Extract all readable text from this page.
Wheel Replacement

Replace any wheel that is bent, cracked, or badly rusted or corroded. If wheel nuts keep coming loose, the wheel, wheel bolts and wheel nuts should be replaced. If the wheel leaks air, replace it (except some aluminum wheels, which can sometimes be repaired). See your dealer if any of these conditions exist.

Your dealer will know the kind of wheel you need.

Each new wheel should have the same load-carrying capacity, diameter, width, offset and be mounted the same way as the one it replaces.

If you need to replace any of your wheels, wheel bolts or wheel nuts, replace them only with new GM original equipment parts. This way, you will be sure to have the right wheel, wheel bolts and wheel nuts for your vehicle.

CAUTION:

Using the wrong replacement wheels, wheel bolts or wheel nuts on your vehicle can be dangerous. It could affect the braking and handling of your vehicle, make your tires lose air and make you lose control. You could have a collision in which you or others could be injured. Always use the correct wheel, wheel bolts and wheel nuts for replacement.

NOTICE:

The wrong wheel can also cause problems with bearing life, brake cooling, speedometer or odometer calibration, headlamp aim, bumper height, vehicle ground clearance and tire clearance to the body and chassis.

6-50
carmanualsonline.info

——

EXERCISE PROMPT = Repeat the records above exactly.

WORKED ANSWER =
Extract all readable text from this page.
Wheel Replacement

Replace any wheel that is bent, cracked, or badly rusted or corroded. If wheel nuts keep coming loose, the wheel, wheel bolts and wheel nuts should be replaced. If the wheel leaks air, replace it (except some aluminum wheels, which can sometimes be repaired). See your dealer if any of these conditions exist.

Your dealer will know the kind of wheel you need.

Each new wheel should have the same load-carrying capacity, diameter, width, offset and be mounted the same way as the one it replaces.

If you need to replace any of your wheels, wheel bolts or wheel nuts, replace them only with new GM original equipment parts. This way, you will be sure to have the right wheel, wheel bolts and wheel nuts for your vehicle.

CAUTION:

Using the wrong replacement wheels, wheel bolts or wheel nuts on your vehicle can be dangerous. It could affect the braking and handling of your vehicle, make your tires lose air and make you lose control. You could have a collision in which you or others could be injured. Always use the correct wheel, wheel bolts and wheel nuts for replacement.

NOTICE:

The wrong wheel can also cause problems with bearing life, brake cooling, speedometer or odometer calibration, headlamp aim, bumper height, vehicle ground clearance and tire clearance to the body and chassis.

6-50
carmanualsonline.info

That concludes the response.